# DIRECTION
Below are the records; pull every line that includes "дорог".

-- begin DATASET ROWS --

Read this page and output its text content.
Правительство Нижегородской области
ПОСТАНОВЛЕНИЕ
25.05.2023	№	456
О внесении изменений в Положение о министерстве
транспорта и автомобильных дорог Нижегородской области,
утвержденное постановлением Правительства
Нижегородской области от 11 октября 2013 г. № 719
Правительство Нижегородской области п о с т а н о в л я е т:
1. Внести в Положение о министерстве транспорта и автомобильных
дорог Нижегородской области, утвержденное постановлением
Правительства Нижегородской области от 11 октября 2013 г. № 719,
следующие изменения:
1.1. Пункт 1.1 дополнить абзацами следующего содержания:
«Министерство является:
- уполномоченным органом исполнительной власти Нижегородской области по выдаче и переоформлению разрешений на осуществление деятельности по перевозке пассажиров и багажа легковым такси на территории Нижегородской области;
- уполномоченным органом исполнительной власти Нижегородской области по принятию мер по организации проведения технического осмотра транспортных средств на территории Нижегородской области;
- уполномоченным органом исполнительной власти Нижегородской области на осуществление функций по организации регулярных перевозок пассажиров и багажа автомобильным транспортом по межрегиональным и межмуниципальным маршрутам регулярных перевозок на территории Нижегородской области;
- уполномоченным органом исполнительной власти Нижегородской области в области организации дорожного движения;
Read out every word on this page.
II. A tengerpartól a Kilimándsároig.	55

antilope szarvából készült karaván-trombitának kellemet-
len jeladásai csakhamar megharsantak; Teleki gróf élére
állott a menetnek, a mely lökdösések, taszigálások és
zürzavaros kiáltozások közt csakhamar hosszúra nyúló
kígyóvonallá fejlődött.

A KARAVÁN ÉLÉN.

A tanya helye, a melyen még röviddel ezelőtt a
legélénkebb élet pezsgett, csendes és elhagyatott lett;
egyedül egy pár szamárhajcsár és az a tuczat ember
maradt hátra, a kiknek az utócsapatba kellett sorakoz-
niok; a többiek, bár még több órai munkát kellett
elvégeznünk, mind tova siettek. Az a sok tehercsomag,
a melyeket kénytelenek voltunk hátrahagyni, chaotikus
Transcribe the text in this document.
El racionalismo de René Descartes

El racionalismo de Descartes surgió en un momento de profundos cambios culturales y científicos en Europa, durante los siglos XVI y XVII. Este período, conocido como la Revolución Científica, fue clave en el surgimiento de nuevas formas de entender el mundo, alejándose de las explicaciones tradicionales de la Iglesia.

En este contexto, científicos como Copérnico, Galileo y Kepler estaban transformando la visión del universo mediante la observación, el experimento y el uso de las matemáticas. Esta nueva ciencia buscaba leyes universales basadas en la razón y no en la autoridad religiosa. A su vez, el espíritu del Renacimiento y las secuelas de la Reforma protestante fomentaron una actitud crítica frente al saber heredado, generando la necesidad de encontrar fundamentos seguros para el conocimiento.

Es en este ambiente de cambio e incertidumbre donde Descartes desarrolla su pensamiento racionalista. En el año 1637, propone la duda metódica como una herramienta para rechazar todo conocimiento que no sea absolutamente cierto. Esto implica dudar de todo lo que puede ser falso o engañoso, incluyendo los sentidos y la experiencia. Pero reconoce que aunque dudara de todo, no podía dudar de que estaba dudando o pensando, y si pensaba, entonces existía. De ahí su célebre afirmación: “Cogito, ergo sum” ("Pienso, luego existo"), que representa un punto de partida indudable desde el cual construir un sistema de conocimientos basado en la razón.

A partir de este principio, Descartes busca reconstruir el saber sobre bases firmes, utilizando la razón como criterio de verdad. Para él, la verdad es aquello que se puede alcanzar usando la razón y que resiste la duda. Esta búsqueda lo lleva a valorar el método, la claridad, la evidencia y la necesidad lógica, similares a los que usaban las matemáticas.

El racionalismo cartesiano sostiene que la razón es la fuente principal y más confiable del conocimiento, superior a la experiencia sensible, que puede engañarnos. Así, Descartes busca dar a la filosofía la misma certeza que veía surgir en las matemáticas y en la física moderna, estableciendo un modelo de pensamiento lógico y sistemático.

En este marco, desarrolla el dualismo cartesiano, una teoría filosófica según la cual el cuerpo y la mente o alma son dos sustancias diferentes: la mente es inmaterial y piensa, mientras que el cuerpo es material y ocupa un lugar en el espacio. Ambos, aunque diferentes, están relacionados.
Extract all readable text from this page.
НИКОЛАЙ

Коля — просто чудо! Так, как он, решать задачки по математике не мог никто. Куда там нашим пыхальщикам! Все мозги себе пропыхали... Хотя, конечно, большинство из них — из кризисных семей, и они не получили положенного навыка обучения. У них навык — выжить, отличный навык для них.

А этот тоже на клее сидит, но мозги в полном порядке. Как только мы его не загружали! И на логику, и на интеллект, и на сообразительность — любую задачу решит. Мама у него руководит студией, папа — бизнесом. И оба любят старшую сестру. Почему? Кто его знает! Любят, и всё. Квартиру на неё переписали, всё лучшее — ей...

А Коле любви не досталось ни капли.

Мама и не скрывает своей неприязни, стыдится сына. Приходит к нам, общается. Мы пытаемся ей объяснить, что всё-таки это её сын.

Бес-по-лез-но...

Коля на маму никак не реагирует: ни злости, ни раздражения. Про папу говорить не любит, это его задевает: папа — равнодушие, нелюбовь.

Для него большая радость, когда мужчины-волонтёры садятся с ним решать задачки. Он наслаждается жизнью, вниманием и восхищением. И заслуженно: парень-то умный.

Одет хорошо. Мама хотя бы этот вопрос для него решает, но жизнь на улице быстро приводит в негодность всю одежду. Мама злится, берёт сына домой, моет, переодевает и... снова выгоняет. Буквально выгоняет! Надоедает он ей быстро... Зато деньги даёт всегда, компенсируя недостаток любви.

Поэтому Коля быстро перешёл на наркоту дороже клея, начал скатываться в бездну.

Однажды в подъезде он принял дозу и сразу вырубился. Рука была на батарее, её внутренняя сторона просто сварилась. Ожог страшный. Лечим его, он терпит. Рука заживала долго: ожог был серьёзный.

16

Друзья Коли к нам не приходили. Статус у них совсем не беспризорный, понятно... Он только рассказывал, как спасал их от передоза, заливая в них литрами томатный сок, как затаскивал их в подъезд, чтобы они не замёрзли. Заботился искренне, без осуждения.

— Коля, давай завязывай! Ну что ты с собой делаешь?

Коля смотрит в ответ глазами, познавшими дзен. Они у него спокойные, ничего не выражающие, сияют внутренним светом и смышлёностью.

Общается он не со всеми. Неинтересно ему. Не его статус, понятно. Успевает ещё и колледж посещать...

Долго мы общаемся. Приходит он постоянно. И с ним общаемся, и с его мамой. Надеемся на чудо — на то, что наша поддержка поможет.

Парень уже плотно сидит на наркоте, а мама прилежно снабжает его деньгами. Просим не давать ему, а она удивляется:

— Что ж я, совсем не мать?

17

-- end DATASET ROWS --

# RESPONSE TO THIS TASK
транспорта и автомобильных дорог Нижегородской области,
дорог Нижегородской области, утвержденное постановлением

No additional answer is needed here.